• _Directions for this task_:
Copy every entry word for word. Skip the pictures.

• _Data for this exercise_:
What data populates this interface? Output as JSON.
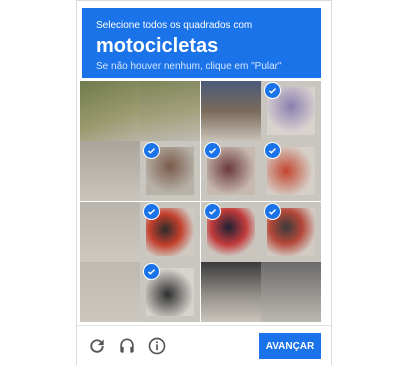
{
  "header": {
    "instruction": "Selecione todos os quadrados com",
    "target": "motocicletas",
    "hint": "Se não houver nenhum, clique em \"Pular\""
  },
  "grid": {
    "rows": 4,
    "cols": 4,
    "tiles": [
      {
        "row": 0,
        "col": 0,
        "selected": false
      },
      {
        "row": 0,
        "col": 1,
        "selected": false
      },
      {
        "row": 0,
        "col": 2,
        "selected": false
      },
      {
        "row": 0,
        "col": 3,
        "selected": true
      },
      {
        "row": 1,
        "col": 0,
        "selected": false
      },
      {
        "row": 1,
        "col": 1,
        "selected": true
      },
      {
        "row": 1,
        "col": 2,
        "selected": true
      },
      {
        "row": 1,
        "col": 3,
        "selected": true
      },
      {
        "row": 2,
        "col": 0,
        "selected": false
      },
      {
        "row": 2,
        "col": 1,
        "selected": true
      },
      {
        "row": 2,
        "col": 2,
        "selected": true
      },
      {
        "row": 2,
        "col": 3,
        "selected": true
      },
      {
        "row": 3,
        "col": 0,
        "selected": false
      },
      {
        "row": 3,
        "col": 1,
        "selected": true
      },
      {
        "row": 3,
        "col": 2,
        "selected": false
      },
      {
        "row": 3,
        "col": 3,
        "selected": false
      }
    ]
  },
  "footer": {
    "icons": [
      "reload-icon",
      "headphones-icon",
      "info-icon"
    ],
    "verify_label": "AVANÇAR"
  },
  "colors": {
    "accent": "#1a73e8"
  }
}
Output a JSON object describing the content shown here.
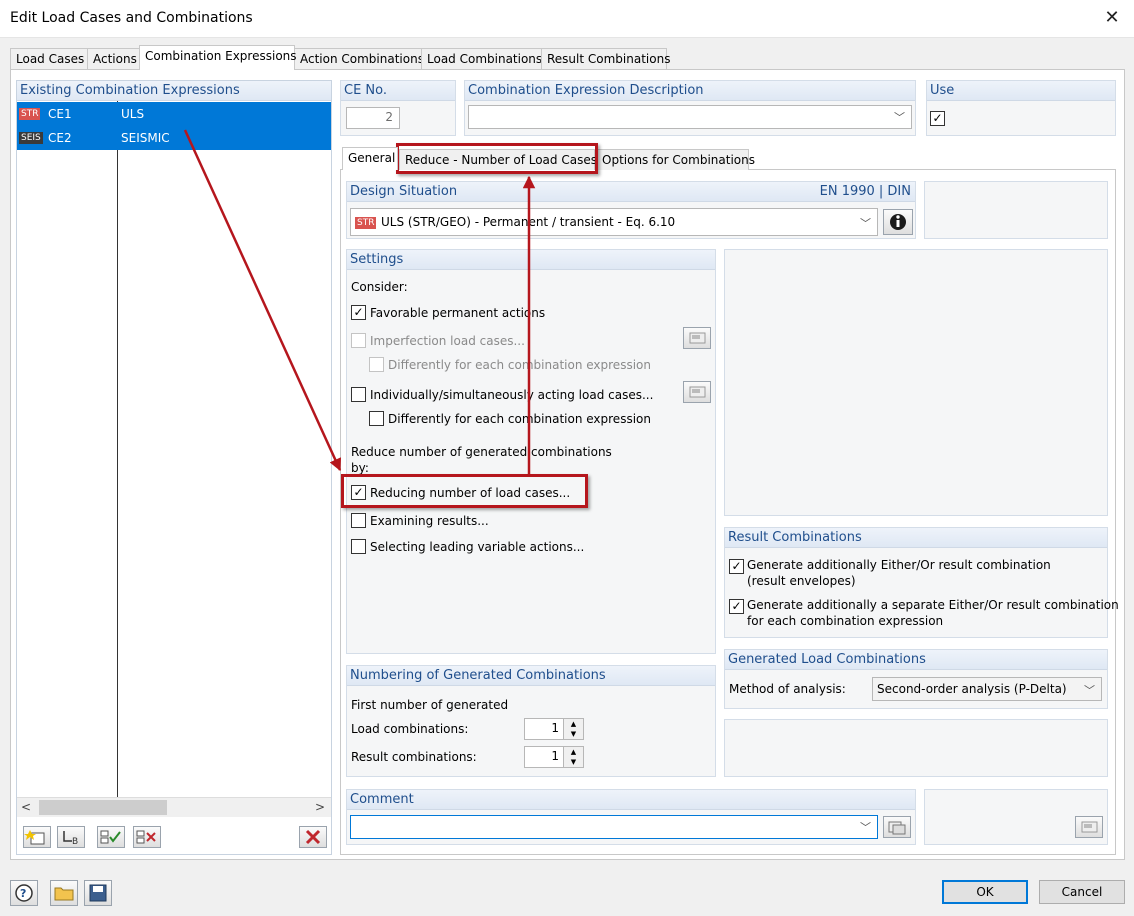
{
  "window": {
    "title": "Edit Load Cases and Combinations"
  },
  "tabs": {
    "load_cases": "Load Cases",
    "actions": "Actions",
    "combination_expressions": "Combination Expressions",
    "action_combinations": "Action Combinations",
    "load_combinations": "Load Combinations",
    "result_combinations": "Result Combinations"
  },
  "existing": {
    "header": "Existing Combination Expressions",
    "rows": [
      {
        "badge": "STR",
        "id": "CE1",
        "name": "ULS"
      },
      {
        "badge": "SEIS",
        "id": "CE2",
        "name": "SEISMIC"
      }
    ]
  },
  "ce_no": {
    "label": "CE No.",
    "value": "2"
  },
  "description": {
    "label": "Combination Expression Description",
    "value": ""
  },
  "use": {
    "label": "Use",
    "checked": "✓"
  },
  "subtabs": {
    "general": "General",
    "reduce": "Reduce - Number of Load Cases",
    "options": "Options for Combinations"
  },
  "design_situation": {
    "label": "Design Situation",
    "standard": "EN 1990 | DIN",
    "badge": "STR",
    "value": "ULS (STR/GEO) - Permanent / transient - Eq. 6.10"
  },
  "settings": {
    "header": "Settings",
    "consider": "Consider:",
    "favorable": {
      "label": "Favorable permanent actions",
      "mark": "✓"
    },
    "imperfection": {
      "label": "Imperfection load cases..."
    },
    "diff1": {
      "label": "Differently for each combination expression"
    },
    "individually": {
      "label": "Individually/simultaneously acting load cases..."
    },
    "diff2": {
      "label": "Differently for each combination expression"
    },
    "reduce_text": "Reduce number of generated combinations by:",
    "reducing": {
      "label": "Reducing number of load cases...",
      "mark": "✓"
    },
    "examining": {
      "label": "Examining results..."
    },
    "selecting": {
      "label": "Selecting leading variable actions..."
    }
  },
  "result_combinations": {
    "header": "Result Combinations",
    "gen1": {
      "label": "Generate additionally Either/Or result combination",
      "sub": "(result envelopes)",
      "mark": "✓"
    },
    "gen2": {
      "label": "Generate additionally a separate Either/Or result combination",
      "sub": "for each combination expression",
      "mark": "✓"
    }
  },
  "numbering": {
    "header": "Numbering of Generated Combinations",
    "first": "First number of generated",
    "load_label": "Load combinations:",
    "load_value": "1",
    "result_label": "Result combinations:",
    "result_value": "1"
  },
  "generated": {
    "header": "Generated Load Combinations",
    "method_label": "Method of analysis:",
    "method_value": "Second-order analysis (P-Delta)"
  },
  "comment": {
    "label": "Comment",
    "value": ""
  },
  "buttons": {
    "ok": "OK",
    "cancel": "Cancel"
  },
  "colors": {
    "selection": "#0078d7",
    "highlight": "#b5161d",
    "group_header": "#1f4e8c"
  }
}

• _Output for this exercise_:
What data populates this interface? Output as JSON.
{
  "header": {
    "instruction": "Selecione todos os quadrados com",
    "target": "motocicletas",
    "hint": "Se não houver nenhum, clique em \"Pular\""
  },
  "grid": {
    "rows": 4,
    "cols": 4,
    "tiles": [
      {
        "row": 0,
        "col": 0,
        "selected": false
      },
      {
        "row": 0,
        "col": 1,
        "selected": false
      },
      {
        "row": 0,
        "col": 2,
        "selected": false
      },
      {
        "row": 0,
        "col": 3,
        "selected": true
      },
      {
        "row": 1,
        "col": 0,
        "selected": false
      },
      {
        "row": 1,
        "col": 1,
        "selected": true
      },
      {
        "row": 1,
        "col": 2,
        "selected": true
      },
      {
        "row": 1,
        "col": 3,
        "selected": true
      },
      {
        "row": 2,
        "col": 0,
        "selected": false
      },
      {
        "row": 2,
        "col": 1,
        "selected": true
      },
      {
        "row": 2,
        "col": 2,
        "selected": true
      },
      {
        "row": 2,
        "col": 3,
        "selected": true
      },
      {
        "row": 3,
        "col": 0,
        "selected": false
      },
      {
        "row": 3,
        "col": 1,
        "selected": true
      },
      {
        "row": 3,
        "col": 2,
        "selected": false
      },
      {
        "row": 3,
        "col": 3,
        "selected": false
      }
    ]
  },
  "footer": {
    "icons": [
      "reload-icon",
      "headphones-icon",
      "info-icon"
    ],
    "verify_label": "AVANÇAR"
  },
  "colors": {
    "accent": "#1a73e8"
  }
}
Output a JSON object describing the content shown here.
{
  "window": {
    "title": "Edit Load Cases and Combinations"
  },
  "tabs": {
    "load_cases": "Load Cases",
    "actions": "Actions",
    "combination_expressions": "Combination Expressions",
    "action_combinations": "Action Combinations",
    "load_combinations": "Load Combinations",
    "result_combinations": "Result Combinations"
  },
  "existing": {
    "header": "Existing Combination Expressions",
    "rows": [
      {
        "badge": "STR",
        "id": "CE1",
        "name": "ULS"
      },
      {
        "badge": "SEIS",
        "id": "CE2",
        "name": "SEISMIC"
      }
    ]
  },
  "ce_no": {
    "label": "CE No.",
    "value": "2"
  },
  "description": {
    "label": "Combination Expression Description",
    "value": ""
  },
  "use": {
    "label": "Use",
    "checked": "✓"
  },
  "subtabs": {
    "general": "General",
    "reduce": "Reduce - Number of Load Cases",
    "options": "Options for Combinations"
  },
  "design_situation": {
    "label": "Design Situation",
    "standard": "EN 1990 | DIN",
    "badge": "STR",
    "value": "ULS (STR/GEO) - Permanent / transient - Eq. 6.10"
  },
  "settings": {
    "header": "Settings",
    "consider": "Consider:",
    "favorable": {
      "label": "Favorable permanent actions",
      "mark": "✓"
    },
    "imperfection": {
      "label": "Imperfection load cases..."
    },
    "diff1": {
      "label": "Differently for each combination expression"
    },
    "individually": {
      "label": "Individually/simultaneously acting load cases..."
    },
    "diff2": {
      "label": "Differently for each combination expression"
    },
    "reduce_text": "Reduce number of generated combinations by:",
    "reducing": {
      "label": "Reducing number of load cases...",
      "mark": "✓"
    },
    "examining": {
      "label": "Examining results..."
    },
    "selecting": {
      "label": "Selecting leading variable actions..."
    }
  },
  "result_combinations": {
    "header": "Result Combinations",
    "gen1": {
      "label": "Generate additionally Either/Or result combination",
      "sub": "(result envelopes)",
      "mark": "✓"
    },
    "gen2": {
      "label": "Generate additionally a separate Either/Or result combination",
      "sub": "for each combination expression",
      "mark": "✓"
    }
  },
  "numbering": {
    "header": "Numbering of Generated Combinations",
    "first": "First number of generated",
    "load_label": "Load combinations:",
    "load_value": "1",
    "result_label": "Result combinations:",
    "result_value": "1"
  },
  "generated": {
    "header": "Generated Load Combinations",
    "method_label": "Method of analysis:",
    "method_value": "Second-order analysis (P-Delta)"
  },
  "comment": {
    "label": "Comment",
    "value": ""
  },
  "buttons": {
    "ok": "OK",
    "cancel": "Cancel"
  },
  "colors": {
    "selection": "#0078d7",
    "highlight": "#b5161d",
    "group_header": "#1f4e8c"
  }
}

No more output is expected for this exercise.